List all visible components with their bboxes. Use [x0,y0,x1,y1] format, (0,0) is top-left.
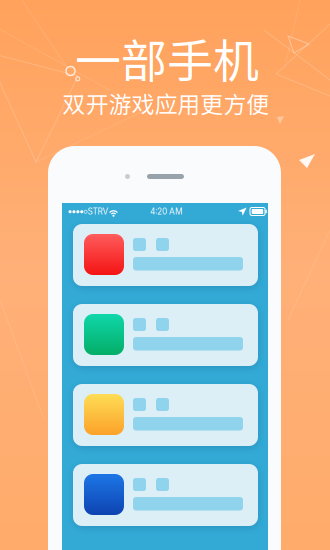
staticText: 一部手机 [75,25,259,91]
staticText: 双开游戏应用更方便 [62,86,270,120]
button[interactable]: App row [73,224,258,286]
button[interactable]: App row [73,304,258,366]
staticText: STRV [88,207,108,217]
button[interactable]: App row [73,384,258,446]
staticText: 4:20 AM [150,207,182,217]
button[interactable]: App row [73,464,258,526]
========================
#### Problem requirements:
Can you rewrite all of the lines above as a numbered list, skipping any blank lines and leaving the pictures out?

#### Output of the exercise:
1. List all visible components with their bboxes. Use [x0,y0,x1,y1] format, (0,0) is top-left.
2. staticText: 一部手机 [75,25,259,91]
3. staticText: 双开游戏应用更方便 [62,86,270,120]
4. button[interactable]: App row [73,224,258,286]
5. button[interactable]: App row [73,304,258,366]
6. staticText: STRV [88,207,108,217]
7. button[interactable]: App row [73,384,258,446]
8. staticText: 4:20 AM [150,207,182,217]
9. button[interactable]: App row [73,464,258,526]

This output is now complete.